Data excerpts —
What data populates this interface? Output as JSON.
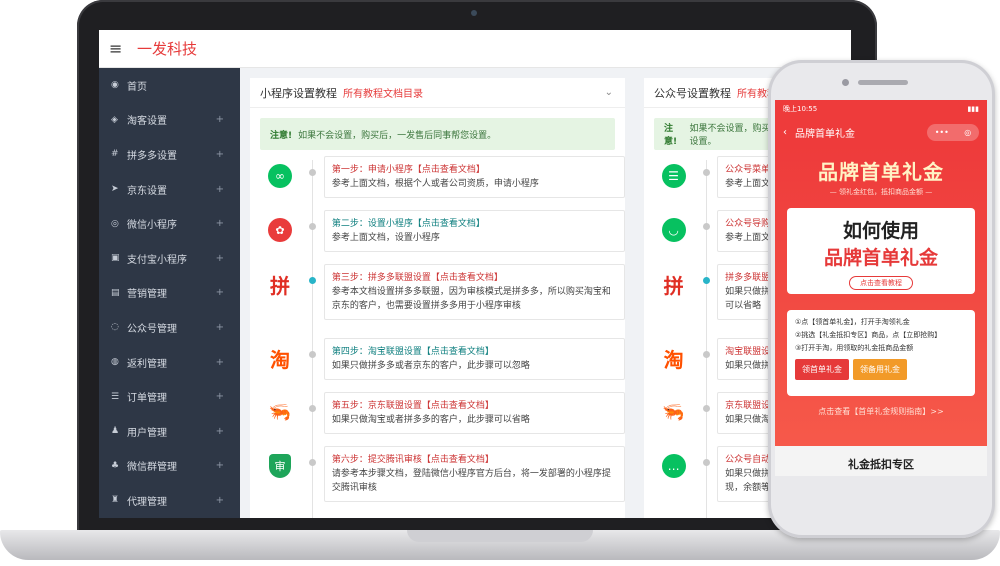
{
  "app": {
    "brand": "一发科技",
    "menu_icon": "hamburger-icon"
  },
  "sidebar": {
    "items": [
      {
        "label": "首页",
        "icon": "dashboard-icon",
        "expandable": false
      },
      {
        "label": "淘客设置",
        "icon": "share-icon",
        "expandable": true
      },
      {
        "label": "拼多多设置",
        "icon": "hash-icon",
        "expandable": true
      },
      {
        "label": "京东设置",
        "icon": "send-icon",
        "expandable": true
      },
      {
        "label": "微信小程序",
        "icon": "compass-icon",
        "expandable": true
      },
      {
        "label": "支付宝小程序",
        "icon": "wallet-icon",
        "expandable": true
      },
      {
        "label": "营销管理",
        "icon": "chart-icon",
        "expandable": true
      },
      {
        "label": "公众号管理",
        "icon": "chat-icon",
        "expandable": true
      },
      {
        "label": "返利管理",
        "icon": "coin-icon",
        "expandable": true
      },
      {
        "label": "订单管理",
        "icon": "list-icon",
        "expandable": true
      },
      {
        "label": "用户管理",
        "icon": "user-icon",
        "expandable": true
      },
      {
        "label": "微信群管理",
        "icon": "group-icon",
        "expandable": true
      },
      {
        "label": "代理管理",
        "icon": "agent-icon",
        "expandable": true
      }
    ]
  },
  "panel_a": {
    "title": "小程序设置教程",
    "link": "所有教程文档目录",
    "notice_label": "注意!",
    "notice_text": "如果不会设置，购买后，一发售后同事帮您设置。",
    "steps": [
      {
        "title": "第一步：申请小程序【点击查看文档】",
        "desc": "参考上面文档，根据个人或者公司资质，申请小程序",
        "icon": "mini-program-icon",
        "title_color": "red"
      },
      {
        "title": "第二步：设置小程序【点击查看文档】",
        "desc": "参考上面文档，设置小程序",
        "icon": "xiaoguo-red-icon",
        "title_color": "teal"
      },
      {
        "title": "第三步：拼多多联盟设置【点击查看文档】",
        "desc": "参考本文档设置拼多多联盟，因为审核模式是拼多多，所以购买淘宝和京东的客户，也需要设置拼多多用于小程序审核",
        "icon": "pinduoduo-icon",
        "title_color": "red"
      },
      {
        "title": "第四步：淘宝联盟设置【点击查看文档】",
        "desc": "如果只做拼多多或者京东的客户，此步骤可以忽略",
        "icon": "taobao-icon",
        "title_color": "teal"
      },
      {
        "title": "第五步：京东联盟设置【点击查看文档】",
        "desc": "如果只做淘宝或者拼多多的客户，此步骤可以省略",
        "icon": "jd-icon",
        "title_color": "red"
      },
      {
        "title": "第六步：提交腾讯审核【点击查看文档】",
        "desc": "请参考本步骤文档，登陆微信小程序官方后台，将一发部署的小程序提交腾讯审核",
        "icon": "shield-icon",
        "title_color": "red"
      }
    ]
  },
  "panel_b": {
    "title": "公众号设置教程",
    "link": "所有教程",
    "notice_label": "注意!",
    "notice_text": "如果不会设置，购买后，一发售后同事帮您设置。",
    "steps": [
      {
        "title": "公众号菜单",
        "desc": "参考上面文",
        "icon": "menu-list-icon"
      },
      {
        "title": "公众号导购",
        "desc": "参考上面文",
        "icon": "smile-icon"
      },
      {
        "title": "拼多多联盟",
        "desc": "如果只做拼多",
        "extra": "可以省略",
        "icon": "pinduoduo-icon"
      },
      {
        "title": "淘宝联盟设",
        "desc": "如果只做拼多",
        "icon": "taobao-icon"
      },
      {
        "title": "京东联盟设",
        "desc": "如果只做淘宝",
        "icon": "jd-icon"
      },
      {
        "title": "公众号自动",
        "desc": "如果只做拼多",
        "extra": "现，余额等",
        "icon": "wechat-chat-icon"
      }
    ]
  },
  "phone": {
    "status_time": "晚上10:55",
    "nav_title": "品牌首单礼金",
    "hero_title": "品牌首单礼金",
    "hero_sub": "— 领礼金红包，抵扣商品金额 —",
    "card_line1": "如何使用",
    "card_line2": "品牌首单礼金",
    "card_button": "点击查看教程",
    "steps": [
      "①点【领首单礼金】，打开手淘领礼金",
      "②挑选【礼金抵扣专区】商品，点【立即抢购】",
      "③打开手淘，用领取的礼金抵商品金额"
    ],
    "btn_primary": "领首单礼金",
    "btn_secondary": "领备用礼金",
    "rules_link": "点击查看【首单礼金规则指南】>>",
    "zone_title": "礼金抵扣专区"
  }
}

Job — Only the number is wanted: how many lines in the entries above contain the string "设置小程序"?

Finished exercise — 2